=== What the exercise asks ===
Everything in the listing should be restated word for word.

=== Stored data ===
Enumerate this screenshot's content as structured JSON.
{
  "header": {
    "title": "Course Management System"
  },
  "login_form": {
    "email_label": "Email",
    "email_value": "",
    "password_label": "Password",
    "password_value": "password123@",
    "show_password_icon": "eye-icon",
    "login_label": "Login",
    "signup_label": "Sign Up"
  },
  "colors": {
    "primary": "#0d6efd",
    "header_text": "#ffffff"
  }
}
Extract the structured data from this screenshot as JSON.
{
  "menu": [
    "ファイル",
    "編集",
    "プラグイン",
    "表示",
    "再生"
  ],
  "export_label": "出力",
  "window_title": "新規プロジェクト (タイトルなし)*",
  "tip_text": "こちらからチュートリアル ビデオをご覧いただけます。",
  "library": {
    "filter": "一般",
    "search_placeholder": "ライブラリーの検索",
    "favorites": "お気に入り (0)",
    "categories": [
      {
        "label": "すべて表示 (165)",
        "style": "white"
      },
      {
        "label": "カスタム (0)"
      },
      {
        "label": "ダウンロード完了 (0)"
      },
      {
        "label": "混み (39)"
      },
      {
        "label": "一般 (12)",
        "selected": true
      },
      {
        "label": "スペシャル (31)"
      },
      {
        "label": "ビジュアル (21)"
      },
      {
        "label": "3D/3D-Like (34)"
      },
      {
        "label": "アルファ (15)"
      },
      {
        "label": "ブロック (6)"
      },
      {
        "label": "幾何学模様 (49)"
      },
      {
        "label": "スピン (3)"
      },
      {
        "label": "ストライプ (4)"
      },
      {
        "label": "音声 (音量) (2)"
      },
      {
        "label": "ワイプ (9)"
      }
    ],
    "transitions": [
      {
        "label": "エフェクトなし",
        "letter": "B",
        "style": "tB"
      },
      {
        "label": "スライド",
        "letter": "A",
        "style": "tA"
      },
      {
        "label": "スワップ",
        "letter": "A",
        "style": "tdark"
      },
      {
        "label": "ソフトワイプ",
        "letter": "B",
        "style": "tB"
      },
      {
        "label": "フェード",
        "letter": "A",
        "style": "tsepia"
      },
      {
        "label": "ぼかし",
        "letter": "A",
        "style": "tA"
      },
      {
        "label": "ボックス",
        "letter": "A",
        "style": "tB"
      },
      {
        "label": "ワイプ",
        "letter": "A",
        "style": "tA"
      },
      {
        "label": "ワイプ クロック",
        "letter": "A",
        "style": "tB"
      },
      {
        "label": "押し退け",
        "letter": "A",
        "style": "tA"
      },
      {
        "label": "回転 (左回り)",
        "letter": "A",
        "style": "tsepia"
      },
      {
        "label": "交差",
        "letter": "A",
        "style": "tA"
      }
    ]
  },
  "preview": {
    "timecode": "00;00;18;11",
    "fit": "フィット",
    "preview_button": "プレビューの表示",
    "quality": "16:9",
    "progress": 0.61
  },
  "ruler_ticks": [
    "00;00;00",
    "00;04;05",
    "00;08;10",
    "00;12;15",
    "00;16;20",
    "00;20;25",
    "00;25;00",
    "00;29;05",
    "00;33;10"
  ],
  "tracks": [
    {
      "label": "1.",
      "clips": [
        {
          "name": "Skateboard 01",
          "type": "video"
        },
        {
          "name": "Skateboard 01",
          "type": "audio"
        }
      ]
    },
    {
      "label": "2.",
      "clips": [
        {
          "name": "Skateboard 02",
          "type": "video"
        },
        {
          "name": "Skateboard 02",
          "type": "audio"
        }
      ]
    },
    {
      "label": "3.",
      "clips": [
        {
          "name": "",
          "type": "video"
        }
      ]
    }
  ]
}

=== Answer ===
Enumerate this screenshot's content as structured JSON.
{
  "header": {
    "title": "Course Management System"
  },
  "login_form": {
    "email_label": "Email",
    "email_value": "",
    "password_label": "Password",
    "password_value": "password123@",
    "show_password_icon": "eye-icon",
    "login_label": "Login",
    "signup_label": "Sign Up"
  },
  "colors": {
    "primary": "#0d6efd",
    "header_text": "#ffffff"
  }
}
Extract the structured data from this screenshot as JSON.
{
  "menu": [
    "ファイル",
    "編集",
    "プラグイン",
    "表示",
    "再生"
  ],
  "export_label": "出力",
  "window_title": "新規プロジェクト (タイトルなし)*",
  "tip_text": "こちらからチュートリアル ビデオをご覧いただけます。",
  "library": {
    "filter": "一般",
    "search_placeholder": "ライブラリーの検索",
    "favorites": "お気に入り (0)",
    "categories": [
      {
        "label": "すべて表示 (165)",
        "style": "white"
      },
      {
        "label": "カスタム (0)"
      },
      {
        "label": "ダウンロード完了 (0)"
      },
      {
        "label": "混み (39)"
      },
      {
        "label": "一般 (12)",
        "selected": true
      },
      {
        "label": "スペシャル (31)"
      },
      {
        "label": "ビジュアル (21)"
      },
      {
        "label": "3D/3D-Like (34)"
      },
      {
        "label": "アルファ (15)"
      },
      {
        "label": "ブロック (6)"
      },
      {
        "label": "幾何学模様 (49)"
      },
      {
        "label": "スピン (3)"
      },
      {
        "label": "ストライプ (4)"
      },
      {
        "label": "音声 (音量) (2)"
      },
      {
        "label": "ワイプ (9)"
      }
    ],
    "transitions": [
      {
        "label": "エフェクトなし",
        "letter": "B",
        "style": "tB"
      },
      {
        "label": "スライド",
        "letter": "A",
        "style": "tA"
      },
      {
        "label": "スワップ",
        "letter": "A",
        "style": "tdark"
      },
      {
        "label": "ソフトワイプ",
        "letter": "B",
        "style": "tB"
      },
      {
        "label": "フェード",
        "letter": "A",
        "style": "tsepia"
      },
      {
        "label": "ぼかし",
        "letter": "A",
        "style": "tA"
      },
      {
        "label": "ボックス",
        "letter": "A",
        "style": "tB"
      },
      {
        "label": "ワイプ",
        "letter": "A",
        "style": "tA"
      },
      {
        "label": "ワイプ クロック",
        "letter": "A",
        "style": "tB"
      },
      {
        "label": "押し退け",
        "letter": "A",
        "style": "tA"
      },
      {
        "label": "回転 (左回り)",
        "letter": "A",
        "style": "tsepia"
      },
      {
        "label": "交差",
        "letter": "A",
        "style": "tA"
      }
    ]
  },
  "preview": {
    "timecode": "00;00;18;11",
    "fit": "フィット",
    "preview_button": "プレビューの表示",
    "quality": "16:9",
    "progress": 0.61
  },
  "ruler_ticks": [
    "00;00;00",
    "00;04;05",
    "00;08;10",
    "00;12;15",
    "00;16;20",
    "00;20;25",
    "00;25;00",
    "00;29;05",
    "00;33;10"
  ],
  "tracks": [
    {
      "label": "1.",
      "clips": [
        {
          "name": "Skateboard 01",
          "type": "video"
        },
        {
          "name": "Skateboard 01",
          "type": "audio"
        }
      ]
    },
    {
      "label": "2.",
      "clips": [
        {
          "name": "Skateboard 02",
          "type": "video"
        },
        {
          "name": "Skateboard 02",
          "type": "audio"
        }
      ]
    },
    {
      "label": "3.",
      "clips": [
        {
          "name": "",
          "type": "video"
        }
      ]
    }
  ]
}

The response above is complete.